Start of EXERCISE MATERIALS

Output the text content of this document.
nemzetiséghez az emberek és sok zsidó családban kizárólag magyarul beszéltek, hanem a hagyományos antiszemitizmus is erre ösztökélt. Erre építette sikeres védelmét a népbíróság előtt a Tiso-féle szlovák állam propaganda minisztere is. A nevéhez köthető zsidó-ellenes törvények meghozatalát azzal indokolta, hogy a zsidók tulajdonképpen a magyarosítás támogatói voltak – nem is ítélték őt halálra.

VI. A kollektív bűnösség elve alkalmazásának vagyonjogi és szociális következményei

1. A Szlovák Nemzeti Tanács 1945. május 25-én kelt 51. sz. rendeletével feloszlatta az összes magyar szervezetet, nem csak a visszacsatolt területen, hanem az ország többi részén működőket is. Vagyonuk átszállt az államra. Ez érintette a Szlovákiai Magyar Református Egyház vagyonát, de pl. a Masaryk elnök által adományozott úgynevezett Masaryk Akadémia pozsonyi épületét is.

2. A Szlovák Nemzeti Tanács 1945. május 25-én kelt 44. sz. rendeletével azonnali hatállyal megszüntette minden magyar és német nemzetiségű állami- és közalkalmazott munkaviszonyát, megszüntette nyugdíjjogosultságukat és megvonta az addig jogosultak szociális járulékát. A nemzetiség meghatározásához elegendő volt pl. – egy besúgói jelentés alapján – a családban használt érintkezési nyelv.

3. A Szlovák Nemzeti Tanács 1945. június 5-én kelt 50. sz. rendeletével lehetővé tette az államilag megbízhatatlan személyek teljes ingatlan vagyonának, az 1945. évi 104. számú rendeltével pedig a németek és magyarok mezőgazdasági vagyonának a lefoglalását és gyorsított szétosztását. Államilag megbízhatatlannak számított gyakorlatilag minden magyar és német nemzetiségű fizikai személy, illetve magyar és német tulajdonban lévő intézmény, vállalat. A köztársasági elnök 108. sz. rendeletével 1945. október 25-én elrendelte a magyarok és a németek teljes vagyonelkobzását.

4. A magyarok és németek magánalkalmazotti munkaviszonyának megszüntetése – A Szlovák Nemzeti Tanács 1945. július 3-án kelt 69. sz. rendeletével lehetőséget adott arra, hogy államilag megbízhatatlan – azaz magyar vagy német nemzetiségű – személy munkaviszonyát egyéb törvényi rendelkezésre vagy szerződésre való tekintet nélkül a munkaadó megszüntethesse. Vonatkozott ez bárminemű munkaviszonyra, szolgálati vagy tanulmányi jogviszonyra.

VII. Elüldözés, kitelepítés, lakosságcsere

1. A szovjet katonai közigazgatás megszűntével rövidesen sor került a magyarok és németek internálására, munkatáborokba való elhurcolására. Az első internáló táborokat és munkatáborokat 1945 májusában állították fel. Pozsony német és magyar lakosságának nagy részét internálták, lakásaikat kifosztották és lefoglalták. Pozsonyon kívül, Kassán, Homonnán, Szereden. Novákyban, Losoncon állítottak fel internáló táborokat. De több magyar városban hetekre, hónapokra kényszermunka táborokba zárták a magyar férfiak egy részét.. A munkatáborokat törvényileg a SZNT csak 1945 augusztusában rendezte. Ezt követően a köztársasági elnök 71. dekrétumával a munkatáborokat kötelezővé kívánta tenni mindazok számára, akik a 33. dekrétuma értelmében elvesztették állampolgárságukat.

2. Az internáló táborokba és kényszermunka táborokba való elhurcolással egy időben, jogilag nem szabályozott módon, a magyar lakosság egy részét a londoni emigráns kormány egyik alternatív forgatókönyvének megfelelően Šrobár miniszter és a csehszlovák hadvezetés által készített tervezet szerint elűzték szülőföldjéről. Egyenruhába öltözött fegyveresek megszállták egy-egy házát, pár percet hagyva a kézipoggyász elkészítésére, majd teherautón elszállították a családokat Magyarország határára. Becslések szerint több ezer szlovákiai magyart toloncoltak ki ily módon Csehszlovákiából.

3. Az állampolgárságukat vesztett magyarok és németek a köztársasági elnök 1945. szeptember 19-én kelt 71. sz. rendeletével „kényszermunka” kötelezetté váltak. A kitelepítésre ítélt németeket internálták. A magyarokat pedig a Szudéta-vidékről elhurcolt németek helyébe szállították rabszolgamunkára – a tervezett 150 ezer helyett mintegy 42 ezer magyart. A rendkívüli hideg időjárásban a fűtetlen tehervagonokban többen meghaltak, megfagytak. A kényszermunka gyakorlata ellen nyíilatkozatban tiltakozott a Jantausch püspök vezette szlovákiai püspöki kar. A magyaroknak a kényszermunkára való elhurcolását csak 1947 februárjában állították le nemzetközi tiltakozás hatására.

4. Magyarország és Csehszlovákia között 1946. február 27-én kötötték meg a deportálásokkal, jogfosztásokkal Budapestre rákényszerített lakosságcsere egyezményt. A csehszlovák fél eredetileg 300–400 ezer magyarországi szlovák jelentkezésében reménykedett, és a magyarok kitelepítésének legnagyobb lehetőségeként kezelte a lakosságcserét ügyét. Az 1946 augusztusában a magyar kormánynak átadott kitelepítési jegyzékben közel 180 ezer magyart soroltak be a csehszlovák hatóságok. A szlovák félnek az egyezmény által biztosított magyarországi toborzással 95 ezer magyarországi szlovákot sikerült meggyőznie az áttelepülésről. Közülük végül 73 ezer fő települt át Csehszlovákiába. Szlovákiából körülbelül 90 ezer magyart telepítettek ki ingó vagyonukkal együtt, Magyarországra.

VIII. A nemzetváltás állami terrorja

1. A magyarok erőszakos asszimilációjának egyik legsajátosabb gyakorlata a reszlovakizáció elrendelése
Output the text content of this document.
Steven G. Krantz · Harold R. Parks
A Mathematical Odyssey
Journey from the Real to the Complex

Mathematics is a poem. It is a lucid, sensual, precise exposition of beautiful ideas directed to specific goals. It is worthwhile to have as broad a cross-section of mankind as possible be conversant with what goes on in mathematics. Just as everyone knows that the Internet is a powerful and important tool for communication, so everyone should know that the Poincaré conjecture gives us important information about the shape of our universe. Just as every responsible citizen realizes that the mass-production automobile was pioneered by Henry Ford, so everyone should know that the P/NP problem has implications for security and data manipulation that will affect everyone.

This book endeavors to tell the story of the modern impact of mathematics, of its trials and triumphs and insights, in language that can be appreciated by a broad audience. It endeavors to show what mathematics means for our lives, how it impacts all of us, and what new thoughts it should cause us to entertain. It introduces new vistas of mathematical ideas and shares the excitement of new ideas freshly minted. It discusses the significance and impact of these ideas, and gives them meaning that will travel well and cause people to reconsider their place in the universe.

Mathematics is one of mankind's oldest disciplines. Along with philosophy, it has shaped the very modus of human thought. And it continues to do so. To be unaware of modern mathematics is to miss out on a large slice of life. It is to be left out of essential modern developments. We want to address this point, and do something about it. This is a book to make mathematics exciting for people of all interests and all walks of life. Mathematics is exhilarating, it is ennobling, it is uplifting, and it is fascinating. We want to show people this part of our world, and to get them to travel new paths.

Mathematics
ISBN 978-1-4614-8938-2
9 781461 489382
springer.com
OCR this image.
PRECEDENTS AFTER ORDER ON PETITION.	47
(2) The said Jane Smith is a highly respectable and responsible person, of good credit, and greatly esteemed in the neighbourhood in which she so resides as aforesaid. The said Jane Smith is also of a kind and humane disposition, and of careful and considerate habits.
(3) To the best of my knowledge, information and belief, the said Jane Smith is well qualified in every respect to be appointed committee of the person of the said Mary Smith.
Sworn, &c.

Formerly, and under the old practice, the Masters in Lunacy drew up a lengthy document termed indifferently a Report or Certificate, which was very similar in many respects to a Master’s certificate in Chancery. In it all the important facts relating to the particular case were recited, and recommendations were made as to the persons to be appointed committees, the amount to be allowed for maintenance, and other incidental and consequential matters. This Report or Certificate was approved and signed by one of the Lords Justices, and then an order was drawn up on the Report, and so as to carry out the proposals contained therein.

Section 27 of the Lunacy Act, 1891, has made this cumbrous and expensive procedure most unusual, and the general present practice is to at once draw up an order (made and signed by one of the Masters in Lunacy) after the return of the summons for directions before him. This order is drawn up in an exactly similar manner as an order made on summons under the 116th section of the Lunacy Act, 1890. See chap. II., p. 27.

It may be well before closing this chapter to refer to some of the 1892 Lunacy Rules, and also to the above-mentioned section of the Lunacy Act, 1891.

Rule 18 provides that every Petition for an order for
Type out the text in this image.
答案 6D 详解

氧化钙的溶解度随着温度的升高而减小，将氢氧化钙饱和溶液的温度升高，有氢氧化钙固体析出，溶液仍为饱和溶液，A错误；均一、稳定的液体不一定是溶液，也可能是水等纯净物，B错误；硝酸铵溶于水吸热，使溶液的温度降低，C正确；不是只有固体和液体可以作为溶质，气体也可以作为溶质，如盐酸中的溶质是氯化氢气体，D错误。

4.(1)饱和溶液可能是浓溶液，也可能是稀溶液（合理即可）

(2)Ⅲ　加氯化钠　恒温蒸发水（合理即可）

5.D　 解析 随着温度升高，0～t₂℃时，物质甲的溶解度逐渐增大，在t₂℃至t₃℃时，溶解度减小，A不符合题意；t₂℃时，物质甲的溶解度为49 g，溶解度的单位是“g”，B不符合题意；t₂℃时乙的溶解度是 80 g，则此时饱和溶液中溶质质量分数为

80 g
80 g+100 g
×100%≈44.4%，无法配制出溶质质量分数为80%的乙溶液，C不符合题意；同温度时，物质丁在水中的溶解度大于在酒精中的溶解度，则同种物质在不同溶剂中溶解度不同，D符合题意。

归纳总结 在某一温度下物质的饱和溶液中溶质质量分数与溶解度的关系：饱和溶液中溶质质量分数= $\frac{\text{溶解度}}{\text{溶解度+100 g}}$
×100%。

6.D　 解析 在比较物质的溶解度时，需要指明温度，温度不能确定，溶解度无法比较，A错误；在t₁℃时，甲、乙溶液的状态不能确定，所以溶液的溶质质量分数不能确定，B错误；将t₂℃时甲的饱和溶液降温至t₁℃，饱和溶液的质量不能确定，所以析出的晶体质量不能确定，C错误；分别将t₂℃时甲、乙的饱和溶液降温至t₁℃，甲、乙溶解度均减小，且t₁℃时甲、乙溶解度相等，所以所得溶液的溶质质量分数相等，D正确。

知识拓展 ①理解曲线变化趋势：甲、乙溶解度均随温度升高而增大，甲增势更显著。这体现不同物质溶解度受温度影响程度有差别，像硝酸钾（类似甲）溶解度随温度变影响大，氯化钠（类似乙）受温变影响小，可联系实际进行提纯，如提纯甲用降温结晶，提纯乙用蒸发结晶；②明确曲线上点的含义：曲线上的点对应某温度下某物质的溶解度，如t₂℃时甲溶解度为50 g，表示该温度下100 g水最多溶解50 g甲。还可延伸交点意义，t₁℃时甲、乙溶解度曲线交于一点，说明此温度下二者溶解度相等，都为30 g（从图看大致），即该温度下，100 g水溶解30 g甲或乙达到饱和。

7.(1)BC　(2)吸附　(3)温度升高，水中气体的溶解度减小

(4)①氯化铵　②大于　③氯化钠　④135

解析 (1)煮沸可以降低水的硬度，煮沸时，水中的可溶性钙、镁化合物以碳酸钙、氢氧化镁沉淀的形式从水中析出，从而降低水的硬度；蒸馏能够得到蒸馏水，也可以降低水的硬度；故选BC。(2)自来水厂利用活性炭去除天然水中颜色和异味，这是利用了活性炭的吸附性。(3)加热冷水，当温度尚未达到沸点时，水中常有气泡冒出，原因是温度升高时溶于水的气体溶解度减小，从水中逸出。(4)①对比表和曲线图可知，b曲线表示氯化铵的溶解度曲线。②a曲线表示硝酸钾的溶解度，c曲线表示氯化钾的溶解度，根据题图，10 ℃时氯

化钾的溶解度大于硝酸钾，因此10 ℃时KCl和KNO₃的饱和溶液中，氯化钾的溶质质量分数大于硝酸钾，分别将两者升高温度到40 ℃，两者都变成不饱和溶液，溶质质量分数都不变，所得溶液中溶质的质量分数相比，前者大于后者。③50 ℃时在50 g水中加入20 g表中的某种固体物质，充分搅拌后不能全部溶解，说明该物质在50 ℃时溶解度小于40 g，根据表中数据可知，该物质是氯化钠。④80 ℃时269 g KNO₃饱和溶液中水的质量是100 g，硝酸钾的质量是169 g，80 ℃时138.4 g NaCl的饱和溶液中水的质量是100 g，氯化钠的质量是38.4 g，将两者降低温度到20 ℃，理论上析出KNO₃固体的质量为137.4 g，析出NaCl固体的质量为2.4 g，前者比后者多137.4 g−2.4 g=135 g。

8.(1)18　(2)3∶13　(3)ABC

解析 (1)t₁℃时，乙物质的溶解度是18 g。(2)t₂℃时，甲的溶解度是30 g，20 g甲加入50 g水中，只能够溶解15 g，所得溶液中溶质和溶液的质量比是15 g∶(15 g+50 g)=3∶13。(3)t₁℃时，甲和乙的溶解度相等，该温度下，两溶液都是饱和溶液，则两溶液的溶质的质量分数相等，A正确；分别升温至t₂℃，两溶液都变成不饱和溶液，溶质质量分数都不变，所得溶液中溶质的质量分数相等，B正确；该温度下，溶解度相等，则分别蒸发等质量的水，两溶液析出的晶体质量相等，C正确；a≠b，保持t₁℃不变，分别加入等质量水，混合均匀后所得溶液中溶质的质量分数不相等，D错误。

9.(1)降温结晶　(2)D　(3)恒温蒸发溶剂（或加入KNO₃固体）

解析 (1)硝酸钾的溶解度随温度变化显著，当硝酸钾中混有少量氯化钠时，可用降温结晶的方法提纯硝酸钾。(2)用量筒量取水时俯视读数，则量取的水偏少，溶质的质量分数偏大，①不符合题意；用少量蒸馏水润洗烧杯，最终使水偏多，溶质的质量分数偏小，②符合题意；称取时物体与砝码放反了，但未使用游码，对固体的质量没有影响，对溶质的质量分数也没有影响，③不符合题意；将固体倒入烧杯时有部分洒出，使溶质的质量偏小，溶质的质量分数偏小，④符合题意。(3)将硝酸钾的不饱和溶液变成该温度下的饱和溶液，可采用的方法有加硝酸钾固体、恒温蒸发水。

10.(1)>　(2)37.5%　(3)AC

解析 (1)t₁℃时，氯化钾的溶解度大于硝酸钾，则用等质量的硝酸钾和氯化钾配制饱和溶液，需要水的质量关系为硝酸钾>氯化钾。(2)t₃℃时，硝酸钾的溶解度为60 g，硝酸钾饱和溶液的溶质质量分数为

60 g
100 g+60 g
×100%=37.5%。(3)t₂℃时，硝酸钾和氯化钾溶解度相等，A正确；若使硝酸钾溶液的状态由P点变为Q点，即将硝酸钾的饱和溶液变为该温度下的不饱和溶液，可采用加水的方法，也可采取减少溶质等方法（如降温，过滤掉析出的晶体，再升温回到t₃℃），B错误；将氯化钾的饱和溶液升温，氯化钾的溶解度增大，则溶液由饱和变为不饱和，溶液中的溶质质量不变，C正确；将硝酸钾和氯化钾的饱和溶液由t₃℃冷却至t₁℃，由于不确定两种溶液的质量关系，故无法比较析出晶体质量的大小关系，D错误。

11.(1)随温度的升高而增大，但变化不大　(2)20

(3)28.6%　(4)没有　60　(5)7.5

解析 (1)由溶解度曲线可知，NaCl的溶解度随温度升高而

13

End of EXERCISE MATERIALS

### TASK REQUIREMENTS:
Identify lines with the string "will". Copy each one.

### WORKED ANSWER:
Mathematics is a poem. It is a lucid, sensual, precise exposition of beautiful ideas directed to specific goals. It is worthwhile to have as broad a cross-section of mankind as possible be conversant with what goes on in mathematics. Just as everyone knows that the Internet is a powerful and important tool for communication, so everyone should know that the Poincaré conjecture gives us important information about the shape of our universe. Just as every responsible citizen realizes that the mass-production automobile was pioneered by Henry Ford, so everyone should know that the P/NP problem has implications for security and data manipulation that will affect everyone.
This book endeavors to tell the story of the modern impact of mathematics, of its trials and triumphs and insights, in language that can be appreciated by a broad audience. It endeavors to show what mathematics means for our lives, how it impacts all of us, and what new thoughts it should cause us to entertain. It introduces new vistas of mathematical ideas and shares the excitement of new ideas freshly minted. It discusses the significance and impact of these ideas, and gives them meaning that will travel well and cause people to reconsider their place in the universe.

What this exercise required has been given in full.